**What you have to do**
Extract all lines from the data beneath that include the word "enclosure".

(Collection entries)
* * * * * * *

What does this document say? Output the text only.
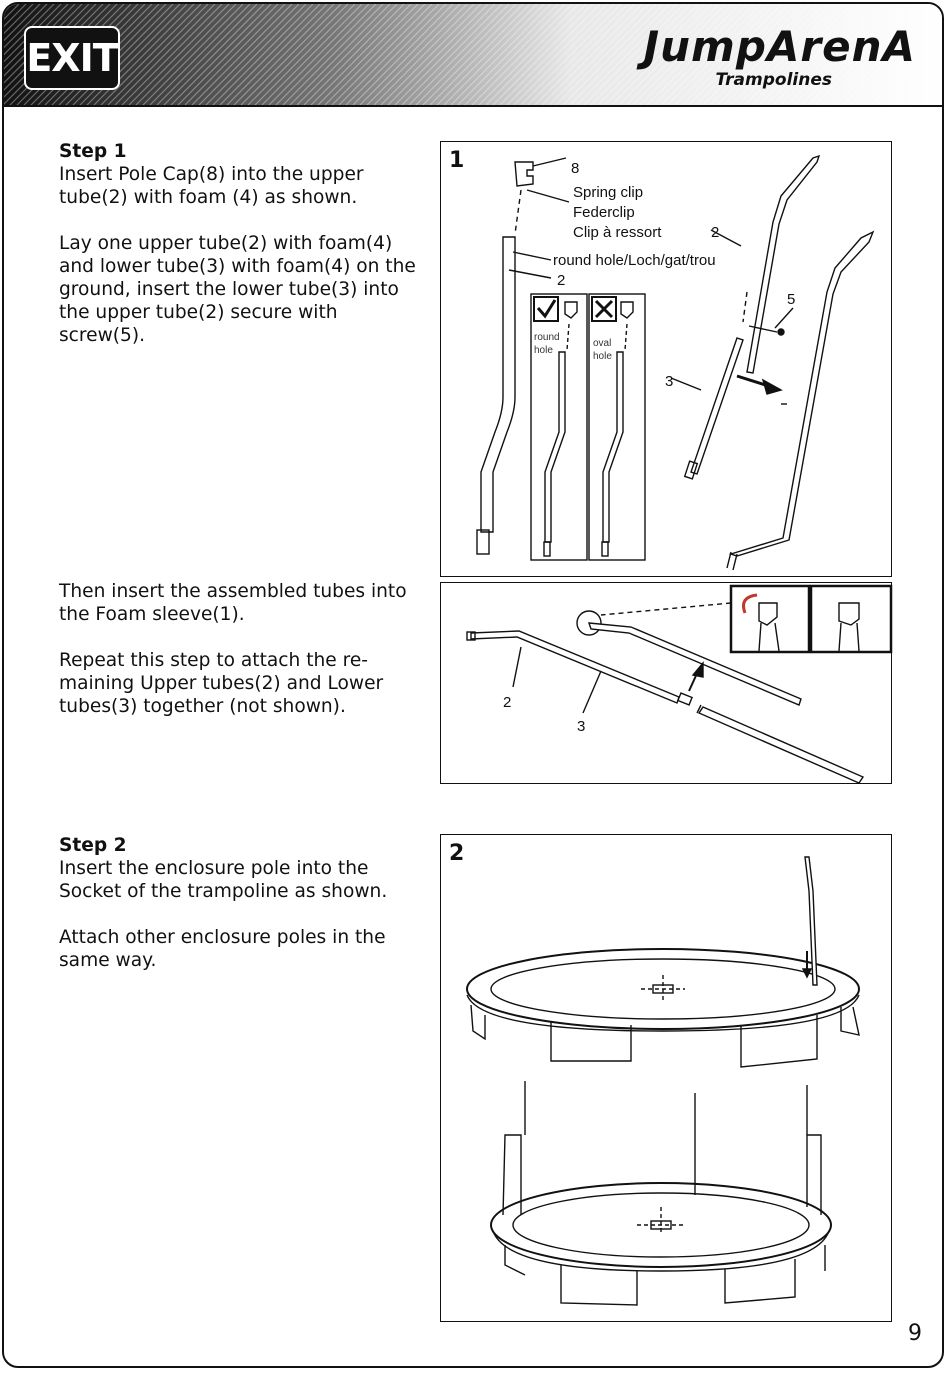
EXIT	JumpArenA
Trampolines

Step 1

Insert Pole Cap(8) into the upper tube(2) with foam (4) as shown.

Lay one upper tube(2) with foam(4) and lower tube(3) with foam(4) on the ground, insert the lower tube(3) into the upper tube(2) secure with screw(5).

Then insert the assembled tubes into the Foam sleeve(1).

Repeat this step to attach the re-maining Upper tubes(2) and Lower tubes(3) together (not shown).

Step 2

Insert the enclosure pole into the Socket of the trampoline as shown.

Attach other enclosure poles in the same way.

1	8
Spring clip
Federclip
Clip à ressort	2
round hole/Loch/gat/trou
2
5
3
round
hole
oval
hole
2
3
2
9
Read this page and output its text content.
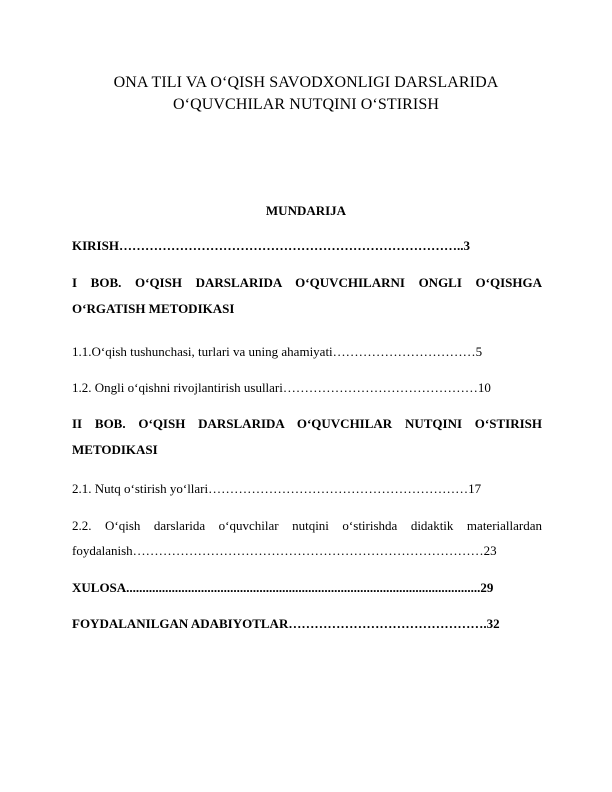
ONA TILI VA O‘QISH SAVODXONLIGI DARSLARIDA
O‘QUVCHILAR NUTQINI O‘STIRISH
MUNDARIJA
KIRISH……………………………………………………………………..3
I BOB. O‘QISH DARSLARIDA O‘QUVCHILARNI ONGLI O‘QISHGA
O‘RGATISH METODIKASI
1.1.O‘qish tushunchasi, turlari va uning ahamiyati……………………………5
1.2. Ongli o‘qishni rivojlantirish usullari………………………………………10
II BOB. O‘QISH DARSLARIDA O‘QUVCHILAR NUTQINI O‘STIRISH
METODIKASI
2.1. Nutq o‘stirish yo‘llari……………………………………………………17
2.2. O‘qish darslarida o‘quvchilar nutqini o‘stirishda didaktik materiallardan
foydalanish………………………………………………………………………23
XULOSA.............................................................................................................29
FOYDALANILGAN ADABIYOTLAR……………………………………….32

* * * * * * *

**Reply**
Insert the enclosure pole into the Socket of the trampoline as shown.
Attach other enclosure poles in the same way.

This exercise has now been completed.